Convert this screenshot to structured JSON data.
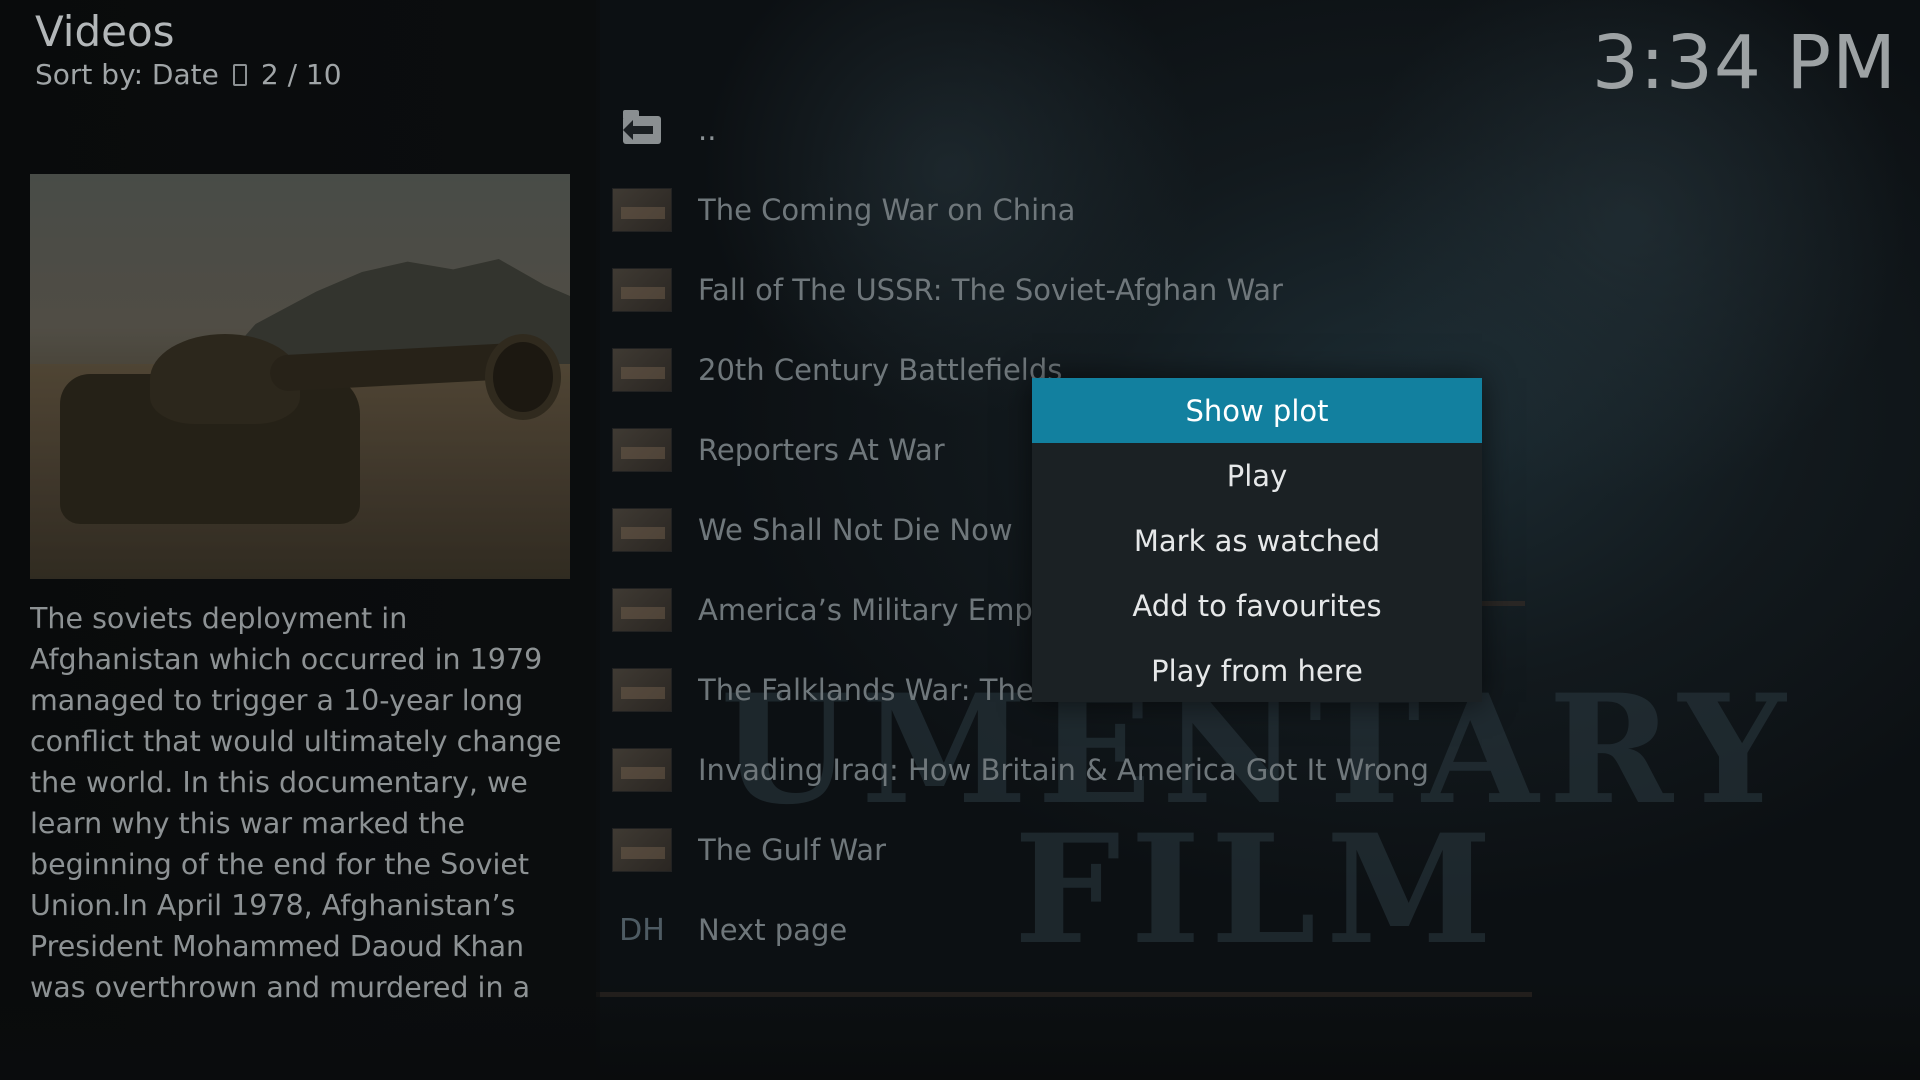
{
  "header": {
    "title": "Videos",
    "sort_label": "Sort by: Date",
    "position": "2 / 10"
  },
  "clock": "3:34 PM",
  "info": {
    "plot": "The soviets deployment in Afghanistan which occurred in 1979 managed to trigger a 10-year long conflict that would ultimately change the world. In this documentary, we learn why this war marked the beginning of the end for the Soviet Union.In April 1978, Afghanistan’s President Mohammed Daoud Khan was overthrown and murdered in a coup d’état led by"
  },
  "background": {
    "watermark_line1": "UMENTARY",
    "watermark_line2": "FILM"
  },
  "list": {
    "items": [
      {
        "label": "..",
        "icon": "folder-back-icon"
      },
      {
        "label": "The Coming War on China",
        "icon": "thumbnail"
      },
      {
        "label": "Fall of The USSR: The Soviet-Afghan War",
        "icon": "thumbnail"
      },
      {
        "label": "20th Century Battlefields",
        "icon": "thumbnail"
      },
      {
        "label": "Reporters At War",
        "icon": "thumbnail"
      },
      {
        "label": "We Shall Not Die Now",
        "icon": "thumbnail"
      },
      {
        "label": "America’s Military Empire",
        "icon": "thumbnail"
      },
      {
        "label": "The Falklands War: The U",
        "icon": "thumbnail"
      },
      {
        "label": "Invading Iraq: How Britain & America Got It Wrong",
        "icon": "thumbnail"
      },
      {
        "label": "The Gulf War",
        "icon": "thumbnail"
      },
      {
        "label": "Next page",
        "icon": "DH"
      }
    ]
  },
  "context_menu": {
    "items": [
      {
        "label": "Show plot",
        "focused": true
      },
      {
        "label": "Play"
      },
      {
        "label": "Mark as watched"
      },
      {
        "label": "Add to favourites"
      },
      {
        "label": "Play from here"
      }
    ]
  },
  "colors": {
    "accent": "#12809f",
    "menu_bg": "#1b2124"
  }
}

§ **PROBLEM STATEMENT**
Keep the pictures out and write out the records exactly.

§ **WORKED SOLUTION**
Convert this screenshot to structured JSON data.
{
  "header": {
    "title": "Videos",
    "sort_label": "Sort by: Date",
    "position": "2 / 10"
  },
  "clock": "3:34 PM",
  "info": {
    "plot": "The soviets deployment in Afghanistan which occurred in 1979 managed to trigger a 10-year long conflict that would ultimately change the world. In this documentary, we learn why this war marked the beginning of the end for the Soviet Union.In April 1978, Afghanistan’s President Mohammed Daoud Khan was overthrown and murdered in a coup d’état led by"
  },
  "background": {
    "watermark_line1": "UMENTARY",
    "watermark_line2": "FILM"
  },
  "list": {
    "items": [
      {
        "label": "..",
        "icon": "folder-back-icon"
      },
      {
        "label": "The Coming War on China",
        "icon": "thumbnail"
      },
      {
        "label": "Fall of The USSR: The Soviet-Afghan War",
        "icon": "thumbnail"
      },
      {
        "label": "20th Century Battlefields",
        "icon": "thumbnail"
      },
      {
        "label": "Reporters At War",
        "icon": "thumbnail"
      },
      {
        "label": "We Shall Not Die Now",
        "icon": "thumbnail"
      },
      {
        "label": "America’s Military Empire",
        "icon": "thumbnail"
      },
      {
        "label": "The Falklands War: The U",
        "icon": "thumbnail"
      },
      {
        "label": "Invading Iraq: How Britain & America Got It Wrong",
        "icon": "thumbnail"
      },
      {
        "label": "The Gulf War",
        "icon": "thumbnail"
      },
      {
        "label": "Next page",
        "icon": "DH"
      }
    ]
  },
  "context_menu": {
    "items": [
      {
        "label": "Show plot",
        "focused": true
      },
      {
        "label": "Play"
      },
      {
        "label": "Mark as watched"
      },
      {
        "label": "Add to favourites"
      },
      {
        "label": "Play from here"
      }
    ]
  },
  "colors": {
    "accent": "#12809f",
    "menu_bg": "#1b2124"
  }
}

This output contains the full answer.